## Instruction:
Write the data out again exactly, dropping any images it holds.

## Supplied data:
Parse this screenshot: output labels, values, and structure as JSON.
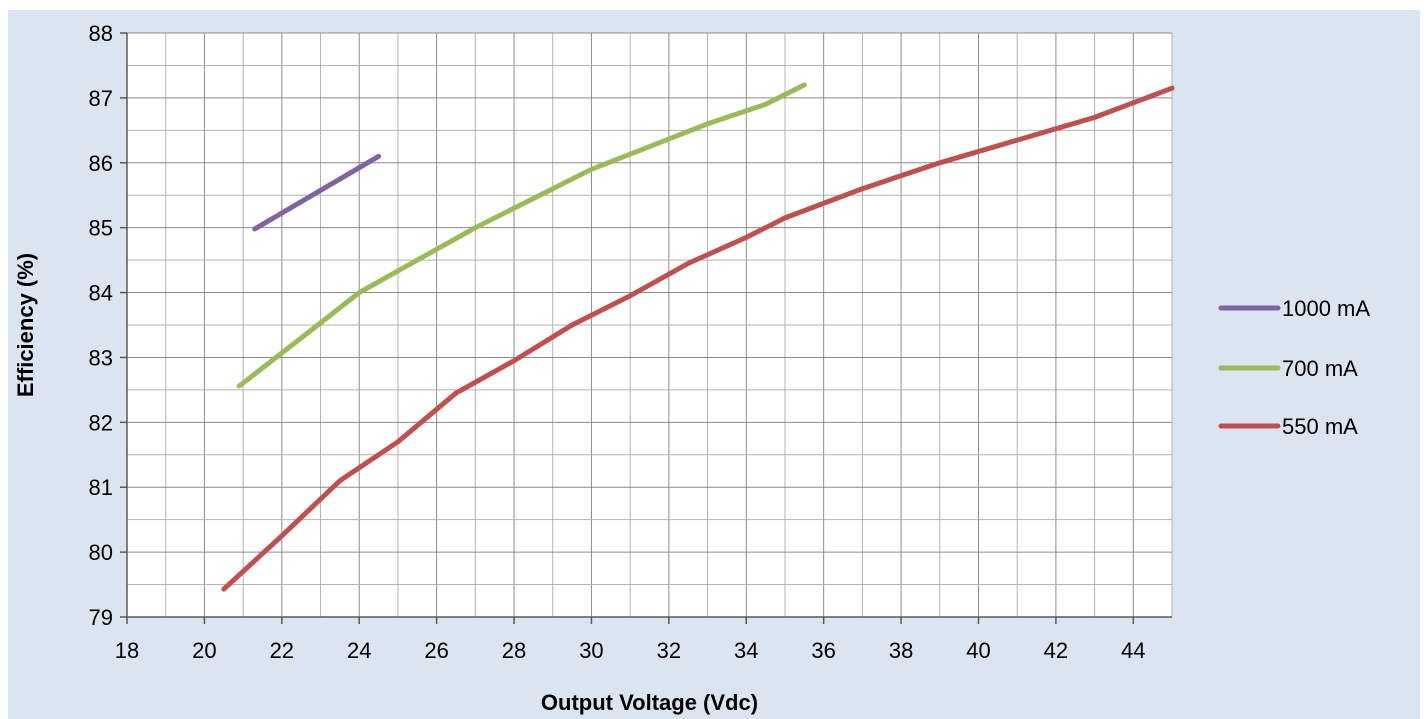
{
  "chart_data": {
    "type": "line",
    "title": "",
    "xlabel": "Output Voltage (Vdc)",
    "ylabel": "Efficiency (%)",
    "xlim": [
      18,
      45
    ],
    "ylim": [
      79,
      88
    ],
    "x_ticks": [
      18,
      20,
      22,
      24,
      26,
      28,
      30,
      32,
      34,
      36,
      38,
      40,
      42,
      44
    ],
    "y_ticks": [
      79,
      80,
      81,
      82,
      83,
      84,
      85,
      86,
      87,
      88
    ],
    "x_tick_labels": [
      "18",
      "20",
      "22",
      "24",
      "26",
      "28",
      "30",
      "32",
      "34",
      "36",
      "38",
      "40",
      "42",
      "44"
    ],
    "y_tick_labels": [
      "79",
      "80",
      "81",
      "82",
      "83",
      "84",
      "85",
      "86",
      "87",
      "88"
    ],
    "grid": true,
    "legend_position": "right",
    "series": [
      {
        "name": "1000 mA",
        "color": "#8064a2",
        "points": [
          [
            21.3,
            84.98
          ],
          [
            24.5,
            86.1
          ]
        ]
      },
      {
        "name": "700 mA",
        "color": "#9bbb59",
        "points": [
          [
            20.9,
            82.56
          ],
          [
            22.5,
            83.3
          ],
          [
            24.0,
            84.0
          ],
          [
            25.5,
            84.5
          ],
          [
            27.0,
            85.0
          ],
          [
            28.5,
            85.45
          ],
          [
            30.0,
            85.9
          ],
          [
            31.5,
            86.25
          ],
          [
            33.0,
            86.6
          ],
          [
            34.5,
            86.9
          ],
          [
            35.5,
            87.2
          ]
        ]
      },
      {
        "name": "550 mA",
        "color": "#c0504d",
        "points": [
          [
            20.5,
            79.43
          ],
          [
            22.0,
            80.25
          ],
          [
            23.5,
            81.1
          ],
          [
            25.0,
            81.7
          ],
          [
            26.5,
            82.45
          ],
          [
            28.0,
            82.95
          ],
          [
            29.5,
            83.5
          ],
          [
            31.0,
            83.95
          ],
          [
            32.5,
            84.45
          ],
          [
            34.0,
            84.85
          ],
          [
            35.0,
            85.15
          ],
          [
            37.0,
            85.6
          ],
          [
            39.0,
            86.0
          ],
          [
            41.0,
            86.35
          ],
          [
            43.0,
            86.7
          ],
          [
            45.0,
            87.15
          ]
        ]
      }
    ]
  }
}
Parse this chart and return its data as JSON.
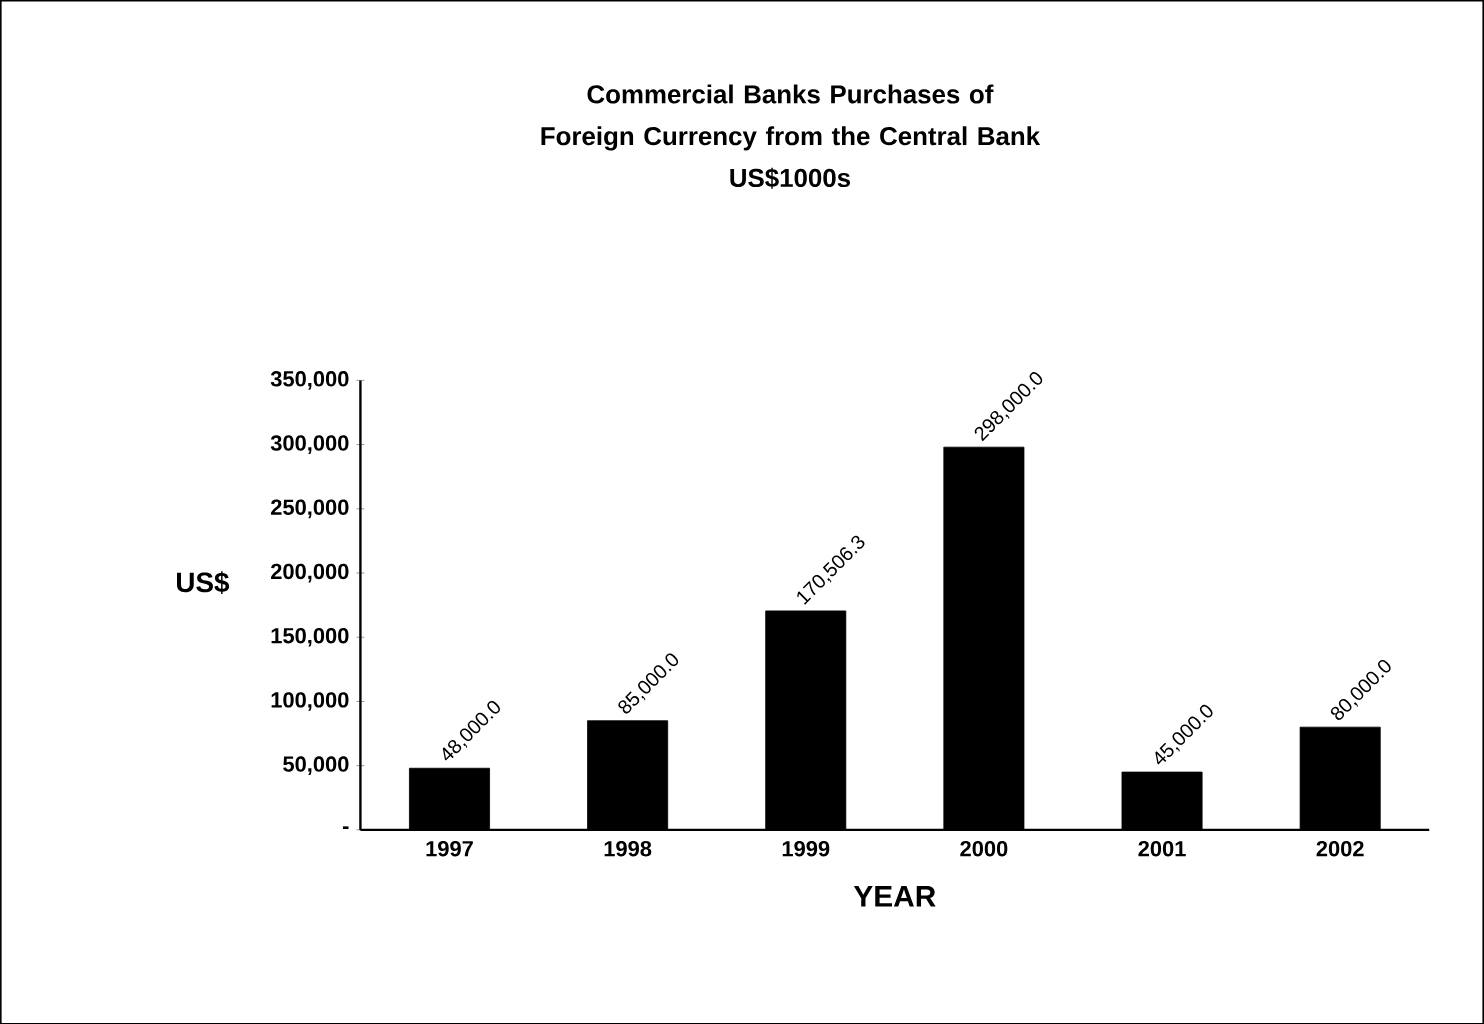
{
  "chart_data": {
    "type": "bar",
    "title": "Commercial Banks Purchases of Foreign Currency from the Central Bank",
    "subtitle": "US$1000s",
    "xlabel": "YEAR",
    "ylabel": "US$",
    "categories": [
      "1997",
      "1998",
      "1999",
      "2000",
      "2001",
      "2002"
    ],
    "values": [
      48000,
      85000,
      170506.3,
      298000,
      45000,
      80000
    ],
    "value_labels": [
      "48,000.0",
      "85,000.0",
      "170,506.3",
      "298,000.0",
      "45,000.0",
      "80,000.0"
    ],
    "color": "#000000",
    "ylim": [
      0,
      350000
    ],
    "yticks": [
      {
        "value": 0,
        "label": "-"
      },
      {
        "value": 50000,
        "label": "50,000"
      },
      {
        "value": 100000,
        "label": "100,000"
      },
      {
        "value": 150000,
        "label": "150,000"
      },
      {
        "value": 200000,
        "label": "200,000"
      },
      {
        "value": 250000,
        "label": "250,000"
      },
      {
        "value": 300000,
        "label": "300,000"
      },
      {
        "value": 350000,
        "label": "350,000"
      }
    ],
    "grid": false
  }
}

## Exercise output:
Parse this screenshot: output labels, values, and structure as JSON.
{
  "chart_data": {
    "type": "line",
    "title": "",
    "xlabel": "Output Voltage (Vdc)",
    "ylabel": "Efficiency (%)",
    "xlim": [
      18,
      45
    ],
    "ylim": [
      79,
      88
    ],
    "x_ticks": [
      18,
      20,
      22,
      24,
      26,
      28,
      30,
      32,
      34,
      36,
      38,
      40,
      42,
      44
    ],
    "y_ticks": [
      79,
      80,
      81,
      82,
      83,
      84,
      85,
      86,
      87,
      88
    ],
    "x_tick_labels": [
      "18",
      "20",
      "22",
      "24",
      "26",
      "28",
      "30",
      "32",
      "34",
      "36",
      "38",
      "40",
      "42",
      "44"
    ],
    "y_tick_labels": [
      "79",
      "80",
      "81",
      "82",
      "83",
      "84",
      "85",
      "86",
      "87",
      "88"
    ],
    "grid": true,
    "legend_position": "right",
    "series": [
      {
        "name": "1000 mA",
        "color": "#8064a2",
        "points": [
          [
            21.3,
            84.98
          ],
          [
            24.5,
            86.1
          ]
        ]
      },
      {
        "name": "700 mA",
        "color": "#9bbb59",
        "points": [
          [
            20.9,
            82.56
          ],
          [
            22.5,
            83.3
          ],
          [
            24.0,
            84.0
          ],
          [
            25.5,
            84.5
          ],
          [
            27.0,
            85.0
          ],
          [
            28.5,
            85.45
          ],
          [
            30.0,
            85.9
          ],
          [
            31.5,
            86.25
          ],
          [
            33.0,
            86.6
          ],
          [
            34.5,
            86.9
          ],
          [
            35.5,
            87.2
          ]
        ]
      },
      {
        "name": "550 mA",
        "color": "#c0504d",
        "points": [
          [
            20.5,
            79.43
          ],
          [
            22.0,
            80.25
          ],
          [
            23.5,
            81.1
          ],
          [
            25.0,
            81.7
          ],
          [
            26.5,
            82.45
          ],
          [
            28.0,
            82.95
          ],
          [
            29.5,
            83.5
          ],
          [
            31.0,
            83.95
          ],
          [
            32.5,
            84.45
          ],
          [
            34.0,
            84.85
          ],
          [
            35.0,
            85.15
          ],
          [
            37.0,
            85.6
          ],
          [
            39.0,
            86.0
          ],
          [
            41.0,
            86.35
          ],
          [
            43.0,
            86.7
          ],
          [
            45.0,
            87.15
          ]
        ]
      }
    ]
  }
}
Parse this chart and return its data as JSON.
{
  "chart_data": {
    "type": "bar",
    "title": "Commercial Banks Purchases of Foreign Currency from the Central Bank",
    "subtitle": "US$1000s",
    "xlabel": "YEAR",
    "ylabel": "US$",
    "categories": [
      "1997",
      "1998",
      "1999",
      "2000",
      "2001",
      "2002"
    ],
    "values": [
      48000,
      85000,
      170506.3,
      298000,
      45000,
      80000
    ],
    "value_labels": [
      "48,000.0",
      "85,000.0",
      "170,506.3",
      "298,000.0",
      "45,000.0",
      "80,000.0"
    ],
    "color": "#000000",
    "ylim": [
      0,
      350000
    ],
    "yticks": [
      {
        "value": 0,
        "label": "-"
      },
      {
        "value": 50000,
        "label": "50,000"
      },
      {
        "value": 100000,
        "label": "100,000"
      },
      {
        "value": 150000,
        "label": "150,000"
      },
      {
        "value": 200000,
        "label": "200,000"
      },
      {
        "value": 250000,
        "label": "250,000"
      },
      {
        "value": 300000,
        "label": "300,000"
      },
      {
        "value": 350000,
        "label": "350,000"
      }
    ],
    "grid": false
  }
}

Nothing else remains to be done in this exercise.